**GIVEN REQUEST:**
In the listing below, locate the lines that hold "space" and copy them.

═════ DATA PROVIDED

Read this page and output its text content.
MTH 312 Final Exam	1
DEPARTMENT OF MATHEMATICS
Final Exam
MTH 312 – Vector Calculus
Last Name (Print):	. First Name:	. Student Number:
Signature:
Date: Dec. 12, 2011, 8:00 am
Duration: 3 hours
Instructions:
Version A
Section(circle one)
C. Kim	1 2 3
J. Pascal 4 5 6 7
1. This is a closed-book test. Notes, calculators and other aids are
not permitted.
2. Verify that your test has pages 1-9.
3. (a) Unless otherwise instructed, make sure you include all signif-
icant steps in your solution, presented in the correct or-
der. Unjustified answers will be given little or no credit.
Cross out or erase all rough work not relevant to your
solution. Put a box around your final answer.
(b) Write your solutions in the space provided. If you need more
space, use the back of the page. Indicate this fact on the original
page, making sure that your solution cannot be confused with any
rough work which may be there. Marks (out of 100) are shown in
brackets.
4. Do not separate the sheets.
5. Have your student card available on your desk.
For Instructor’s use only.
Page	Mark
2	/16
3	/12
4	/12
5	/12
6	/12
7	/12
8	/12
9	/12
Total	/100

══════════

**ANSWER FOR THIS EXERCISE:**
(b) Write your solutions in the space provided. If you need more
space, use the back of the page. Indicate this fact on the original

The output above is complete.